*PROBLEM DESCRIPTION:* List every line in this data where the string "수업예정리스트" occurs.

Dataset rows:
——————————
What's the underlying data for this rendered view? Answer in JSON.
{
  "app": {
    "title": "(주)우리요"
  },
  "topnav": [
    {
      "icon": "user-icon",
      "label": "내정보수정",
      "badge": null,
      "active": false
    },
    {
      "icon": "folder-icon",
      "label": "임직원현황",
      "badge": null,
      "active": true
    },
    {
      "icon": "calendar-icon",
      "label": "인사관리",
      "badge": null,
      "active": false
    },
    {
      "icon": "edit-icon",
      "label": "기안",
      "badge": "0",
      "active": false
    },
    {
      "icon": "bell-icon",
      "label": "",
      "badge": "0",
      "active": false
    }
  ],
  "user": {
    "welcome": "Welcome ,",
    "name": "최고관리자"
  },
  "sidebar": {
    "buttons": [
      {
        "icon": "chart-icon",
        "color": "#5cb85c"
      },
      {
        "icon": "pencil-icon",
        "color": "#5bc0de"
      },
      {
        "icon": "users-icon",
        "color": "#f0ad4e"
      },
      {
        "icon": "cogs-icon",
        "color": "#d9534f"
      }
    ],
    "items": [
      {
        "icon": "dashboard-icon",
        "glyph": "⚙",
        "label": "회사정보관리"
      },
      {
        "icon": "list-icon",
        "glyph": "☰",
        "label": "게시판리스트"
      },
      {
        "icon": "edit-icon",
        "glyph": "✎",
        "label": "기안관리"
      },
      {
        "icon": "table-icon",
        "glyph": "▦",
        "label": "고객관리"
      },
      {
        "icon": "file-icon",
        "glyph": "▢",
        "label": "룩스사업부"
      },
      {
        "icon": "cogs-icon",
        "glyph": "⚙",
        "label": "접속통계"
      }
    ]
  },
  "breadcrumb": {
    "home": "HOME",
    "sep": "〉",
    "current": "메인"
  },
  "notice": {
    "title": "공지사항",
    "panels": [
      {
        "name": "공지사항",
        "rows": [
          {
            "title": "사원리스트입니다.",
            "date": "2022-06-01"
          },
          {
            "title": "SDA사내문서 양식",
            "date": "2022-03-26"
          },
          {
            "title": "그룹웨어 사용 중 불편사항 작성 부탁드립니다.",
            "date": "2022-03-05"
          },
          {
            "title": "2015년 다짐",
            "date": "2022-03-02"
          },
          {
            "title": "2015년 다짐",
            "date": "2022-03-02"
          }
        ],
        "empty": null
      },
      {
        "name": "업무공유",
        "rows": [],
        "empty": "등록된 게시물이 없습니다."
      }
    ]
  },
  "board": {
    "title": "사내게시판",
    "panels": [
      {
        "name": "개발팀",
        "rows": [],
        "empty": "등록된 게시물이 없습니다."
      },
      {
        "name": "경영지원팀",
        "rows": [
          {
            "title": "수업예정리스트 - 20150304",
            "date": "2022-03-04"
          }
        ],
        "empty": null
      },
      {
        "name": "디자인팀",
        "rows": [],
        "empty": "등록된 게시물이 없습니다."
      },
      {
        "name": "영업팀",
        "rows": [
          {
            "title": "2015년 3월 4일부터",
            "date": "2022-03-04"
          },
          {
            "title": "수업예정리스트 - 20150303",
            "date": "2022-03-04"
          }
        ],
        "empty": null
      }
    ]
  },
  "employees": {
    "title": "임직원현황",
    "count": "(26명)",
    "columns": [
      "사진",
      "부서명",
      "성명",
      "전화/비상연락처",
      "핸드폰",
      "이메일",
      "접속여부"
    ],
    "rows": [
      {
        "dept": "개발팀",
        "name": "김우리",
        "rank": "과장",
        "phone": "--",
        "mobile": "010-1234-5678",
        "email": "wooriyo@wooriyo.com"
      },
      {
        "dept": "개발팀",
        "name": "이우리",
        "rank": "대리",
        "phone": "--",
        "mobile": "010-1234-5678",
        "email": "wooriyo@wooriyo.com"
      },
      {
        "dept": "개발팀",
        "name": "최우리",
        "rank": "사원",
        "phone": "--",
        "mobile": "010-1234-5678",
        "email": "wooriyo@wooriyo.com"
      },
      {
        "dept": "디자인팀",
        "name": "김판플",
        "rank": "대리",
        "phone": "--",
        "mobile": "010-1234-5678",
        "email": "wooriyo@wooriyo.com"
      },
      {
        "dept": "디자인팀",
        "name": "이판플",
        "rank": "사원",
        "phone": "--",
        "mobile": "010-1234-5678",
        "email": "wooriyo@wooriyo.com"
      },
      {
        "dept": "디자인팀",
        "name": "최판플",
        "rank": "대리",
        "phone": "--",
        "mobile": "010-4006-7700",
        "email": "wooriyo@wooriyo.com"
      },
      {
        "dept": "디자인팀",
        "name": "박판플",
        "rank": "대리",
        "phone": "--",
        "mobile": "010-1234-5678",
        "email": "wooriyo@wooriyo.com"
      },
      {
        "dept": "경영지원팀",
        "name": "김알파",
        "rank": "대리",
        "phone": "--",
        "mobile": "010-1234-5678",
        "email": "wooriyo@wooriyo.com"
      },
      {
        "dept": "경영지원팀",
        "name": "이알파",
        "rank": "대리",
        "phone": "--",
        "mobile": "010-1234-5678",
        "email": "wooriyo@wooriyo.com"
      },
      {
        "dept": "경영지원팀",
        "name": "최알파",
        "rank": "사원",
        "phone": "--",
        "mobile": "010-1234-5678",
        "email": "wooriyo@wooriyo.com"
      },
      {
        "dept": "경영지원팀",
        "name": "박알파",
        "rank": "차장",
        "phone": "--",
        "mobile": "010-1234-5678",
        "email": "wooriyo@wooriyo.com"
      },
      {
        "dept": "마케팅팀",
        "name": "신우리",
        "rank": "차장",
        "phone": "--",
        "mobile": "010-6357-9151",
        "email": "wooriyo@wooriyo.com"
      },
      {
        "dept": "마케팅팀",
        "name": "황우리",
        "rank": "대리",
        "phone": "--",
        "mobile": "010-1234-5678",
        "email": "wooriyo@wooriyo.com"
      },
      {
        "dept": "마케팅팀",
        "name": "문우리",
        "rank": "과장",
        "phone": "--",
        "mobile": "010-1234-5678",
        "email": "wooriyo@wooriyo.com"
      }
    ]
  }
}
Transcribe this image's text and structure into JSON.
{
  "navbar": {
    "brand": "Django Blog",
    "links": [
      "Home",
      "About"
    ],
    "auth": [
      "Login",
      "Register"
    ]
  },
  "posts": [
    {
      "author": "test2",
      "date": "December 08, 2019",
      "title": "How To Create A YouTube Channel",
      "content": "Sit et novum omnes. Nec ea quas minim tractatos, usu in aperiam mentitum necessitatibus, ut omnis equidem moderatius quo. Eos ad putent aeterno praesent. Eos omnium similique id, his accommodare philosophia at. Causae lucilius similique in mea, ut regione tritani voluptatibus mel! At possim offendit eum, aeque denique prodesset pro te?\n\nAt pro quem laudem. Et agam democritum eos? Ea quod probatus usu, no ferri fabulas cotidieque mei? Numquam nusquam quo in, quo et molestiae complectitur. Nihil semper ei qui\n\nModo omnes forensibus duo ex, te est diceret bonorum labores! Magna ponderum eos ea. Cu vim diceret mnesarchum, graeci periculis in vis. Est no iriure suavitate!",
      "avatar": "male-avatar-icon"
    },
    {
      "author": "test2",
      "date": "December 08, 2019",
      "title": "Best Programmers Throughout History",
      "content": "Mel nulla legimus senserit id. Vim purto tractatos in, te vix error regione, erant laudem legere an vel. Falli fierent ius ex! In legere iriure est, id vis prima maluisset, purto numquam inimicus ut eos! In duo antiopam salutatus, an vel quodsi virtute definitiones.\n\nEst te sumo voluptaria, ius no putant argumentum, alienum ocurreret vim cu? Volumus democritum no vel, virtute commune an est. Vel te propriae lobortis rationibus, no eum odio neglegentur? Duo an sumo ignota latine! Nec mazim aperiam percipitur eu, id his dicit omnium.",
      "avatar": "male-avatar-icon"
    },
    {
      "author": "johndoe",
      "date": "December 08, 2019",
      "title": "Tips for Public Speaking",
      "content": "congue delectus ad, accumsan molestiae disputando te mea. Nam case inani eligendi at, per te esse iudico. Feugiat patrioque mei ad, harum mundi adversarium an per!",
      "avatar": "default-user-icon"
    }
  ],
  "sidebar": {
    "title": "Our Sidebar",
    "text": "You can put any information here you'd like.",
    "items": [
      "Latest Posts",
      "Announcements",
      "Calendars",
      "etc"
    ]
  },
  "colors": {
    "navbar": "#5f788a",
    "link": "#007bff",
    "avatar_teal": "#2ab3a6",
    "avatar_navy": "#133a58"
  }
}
——————————
*COMPLETE ANSWER:*
            "title": "수업예정리스트 - 20150304",
            "title": "수업예정리스트 - 20150303",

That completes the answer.